[ARTICLE]
○ ○ ○ ○ ○

He then goes on to talk about his desire to give practical help to those people who "get" the open access argument but need help in making it happen effectively.  And towards the end he touches on the people illegally selling CC licenced Flickr images on eBay issue that I blogged about a while back.

Worth a listen if you have time.

June 23, 2008

Creative borrowing?

Charles Arthur, What's the right way to talk about copyright stuff? (Guardian Technology, June 23 2008), asks, "How do you describe it when someone sells a photograph they don't have a right to?".

He is referring to the fact that "some people who had put photos on Flickr under a Creative Commons non-commercial licence found that they were being sold on eBay by someone who was claiming the rights to them".

Simple question?

Apparently not - and, judging by the responses to the article, using words like 'theft' and 'steal' clearly rub some people up the wrong way... "The photographs in question simply are not being stolen. They're being copied. No thieves in existence there, but copiers. Illegal copiers I'm sure...".

I have to confess that when I used to talk to my own children about illegally downloading music on the Web I tended to use the analogy of shoplifting, on the basis that each time they downloaded a track they would be denying a shop (and the artist) a sale .  So what was their typical reaction?  Basically, they thought I was completely mad (and they probably weren't wrong - either in the specific or general case!).

As ParkyDR says in a comment on the article: "Nothing has been taken, the original owner still has the photo, in this case even copying it was ok (CC licenced), the license was broken when the photo was sold".

○ ○ ○ ○ ○

[GIVEN RECORDS]
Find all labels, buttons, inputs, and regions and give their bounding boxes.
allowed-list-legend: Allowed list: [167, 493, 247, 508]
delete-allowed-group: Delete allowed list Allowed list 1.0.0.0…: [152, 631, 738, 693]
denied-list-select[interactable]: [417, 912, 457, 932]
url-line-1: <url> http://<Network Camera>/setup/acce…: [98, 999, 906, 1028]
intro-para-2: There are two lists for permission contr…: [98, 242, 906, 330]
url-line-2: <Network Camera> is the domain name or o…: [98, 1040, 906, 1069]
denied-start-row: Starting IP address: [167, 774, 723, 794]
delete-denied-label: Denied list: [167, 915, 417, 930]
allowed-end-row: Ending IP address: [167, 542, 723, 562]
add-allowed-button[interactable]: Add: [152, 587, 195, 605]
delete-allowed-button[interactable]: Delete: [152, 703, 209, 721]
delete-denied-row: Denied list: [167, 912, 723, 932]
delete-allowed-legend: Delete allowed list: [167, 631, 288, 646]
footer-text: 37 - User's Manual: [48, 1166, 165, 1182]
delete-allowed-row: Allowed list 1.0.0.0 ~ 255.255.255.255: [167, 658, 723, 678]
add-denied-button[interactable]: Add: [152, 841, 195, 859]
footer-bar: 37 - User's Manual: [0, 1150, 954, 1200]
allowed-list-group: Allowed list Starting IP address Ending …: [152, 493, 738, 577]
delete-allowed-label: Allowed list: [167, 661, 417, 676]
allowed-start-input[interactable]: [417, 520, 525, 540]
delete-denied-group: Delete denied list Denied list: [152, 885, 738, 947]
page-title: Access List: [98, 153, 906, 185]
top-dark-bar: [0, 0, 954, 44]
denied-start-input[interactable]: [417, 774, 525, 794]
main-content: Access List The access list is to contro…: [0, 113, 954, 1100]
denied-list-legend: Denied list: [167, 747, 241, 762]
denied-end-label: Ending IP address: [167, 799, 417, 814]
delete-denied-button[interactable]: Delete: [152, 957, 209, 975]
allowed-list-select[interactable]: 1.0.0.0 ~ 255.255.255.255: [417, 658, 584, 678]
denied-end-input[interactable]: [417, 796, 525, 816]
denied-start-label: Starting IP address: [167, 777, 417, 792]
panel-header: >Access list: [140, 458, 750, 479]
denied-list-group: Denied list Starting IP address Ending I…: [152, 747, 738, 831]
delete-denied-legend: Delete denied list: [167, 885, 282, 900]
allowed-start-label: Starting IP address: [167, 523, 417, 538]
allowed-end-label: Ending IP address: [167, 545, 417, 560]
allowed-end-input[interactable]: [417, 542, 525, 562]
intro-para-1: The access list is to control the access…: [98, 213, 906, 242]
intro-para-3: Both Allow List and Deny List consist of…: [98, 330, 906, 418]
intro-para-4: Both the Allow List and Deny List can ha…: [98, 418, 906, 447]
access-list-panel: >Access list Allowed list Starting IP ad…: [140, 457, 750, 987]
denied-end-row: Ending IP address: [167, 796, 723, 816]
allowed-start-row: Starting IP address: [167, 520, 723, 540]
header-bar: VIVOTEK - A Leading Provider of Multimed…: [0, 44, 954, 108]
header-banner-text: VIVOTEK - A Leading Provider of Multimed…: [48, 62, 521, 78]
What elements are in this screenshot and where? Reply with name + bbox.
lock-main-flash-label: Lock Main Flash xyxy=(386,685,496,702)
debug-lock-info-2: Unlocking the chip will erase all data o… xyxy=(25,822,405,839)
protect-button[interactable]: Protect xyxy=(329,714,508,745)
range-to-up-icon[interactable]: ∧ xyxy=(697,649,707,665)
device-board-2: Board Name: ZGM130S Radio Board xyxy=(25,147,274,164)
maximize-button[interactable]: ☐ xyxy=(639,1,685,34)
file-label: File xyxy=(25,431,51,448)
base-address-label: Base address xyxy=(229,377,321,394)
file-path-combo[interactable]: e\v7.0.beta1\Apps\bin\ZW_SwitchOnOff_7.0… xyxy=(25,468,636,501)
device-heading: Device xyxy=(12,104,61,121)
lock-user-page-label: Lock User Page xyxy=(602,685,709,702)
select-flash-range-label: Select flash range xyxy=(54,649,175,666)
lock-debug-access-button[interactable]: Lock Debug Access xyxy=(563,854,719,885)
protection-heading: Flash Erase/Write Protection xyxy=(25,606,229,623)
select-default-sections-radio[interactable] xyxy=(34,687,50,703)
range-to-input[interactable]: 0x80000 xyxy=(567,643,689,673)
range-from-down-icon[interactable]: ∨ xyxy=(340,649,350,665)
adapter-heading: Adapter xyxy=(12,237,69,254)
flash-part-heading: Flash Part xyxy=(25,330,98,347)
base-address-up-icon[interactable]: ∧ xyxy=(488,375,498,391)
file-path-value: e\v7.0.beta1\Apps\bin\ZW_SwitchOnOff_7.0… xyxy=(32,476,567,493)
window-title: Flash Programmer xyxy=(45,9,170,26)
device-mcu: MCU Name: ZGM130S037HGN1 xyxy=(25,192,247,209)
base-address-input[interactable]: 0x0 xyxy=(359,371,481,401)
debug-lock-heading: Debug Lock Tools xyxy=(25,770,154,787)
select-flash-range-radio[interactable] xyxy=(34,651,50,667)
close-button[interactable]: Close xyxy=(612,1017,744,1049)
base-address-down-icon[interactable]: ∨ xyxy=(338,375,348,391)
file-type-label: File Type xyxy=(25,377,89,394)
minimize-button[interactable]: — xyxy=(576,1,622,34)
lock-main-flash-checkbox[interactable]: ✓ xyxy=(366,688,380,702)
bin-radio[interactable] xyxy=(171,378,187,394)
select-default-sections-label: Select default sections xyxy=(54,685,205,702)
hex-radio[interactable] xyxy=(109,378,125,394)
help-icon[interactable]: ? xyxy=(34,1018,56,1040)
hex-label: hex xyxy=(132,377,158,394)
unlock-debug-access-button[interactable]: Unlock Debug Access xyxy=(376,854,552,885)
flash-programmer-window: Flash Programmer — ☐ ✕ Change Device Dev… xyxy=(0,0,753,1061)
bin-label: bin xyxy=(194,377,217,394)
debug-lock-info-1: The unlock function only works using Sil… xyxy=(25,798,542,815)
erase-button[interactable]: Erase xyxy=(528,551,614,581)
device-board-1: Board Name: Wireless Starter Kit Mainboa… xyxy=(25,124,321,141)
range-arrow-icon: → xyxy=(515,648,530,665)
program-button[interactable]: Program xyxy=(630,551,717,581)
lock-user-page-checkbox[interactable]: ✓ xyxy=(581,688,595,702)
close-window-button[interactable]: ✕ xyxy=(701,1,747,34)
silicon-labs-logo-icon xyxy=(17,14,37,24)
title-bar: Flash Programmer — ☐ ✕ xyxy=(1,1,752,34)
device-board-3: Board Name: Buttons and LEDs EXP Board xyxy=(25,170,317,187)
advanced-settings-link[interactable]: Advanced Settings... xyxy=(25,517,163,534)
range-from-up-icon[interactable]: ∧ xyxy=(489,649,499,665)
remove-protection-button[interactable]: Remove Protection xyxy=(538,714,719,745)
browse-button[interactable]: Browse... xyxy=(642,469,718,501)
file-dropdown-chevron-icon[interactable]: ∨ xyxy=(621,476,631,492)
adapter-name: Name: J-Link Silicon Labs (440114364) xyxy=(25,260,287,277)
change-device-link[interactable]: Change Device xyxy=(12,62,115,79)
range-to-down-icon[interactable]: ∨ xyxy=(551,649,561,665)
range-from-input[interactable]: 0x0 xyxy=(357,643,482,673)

○ ○ ○ ○ ○

Edit the blog post about describing copyright breaches: reproduce everything from "Charles Arthur, What's" down to "Simple question?", with "non-commercial" changed to "noncommercial". The records are material separate from the blog post.

Charles Arthur, What's the right way to talk about copyright stuff? (Guardian Technology, June 23 2008), asks, "How do you describe it when someone sells a photograph they don't have a right to?".

He is referring to the fact that "some people who had put photos on Flickr under a Creative Commons noncommercial licence found that they were being sold on eBay by someone who was claiming the rights to them".

Simple question?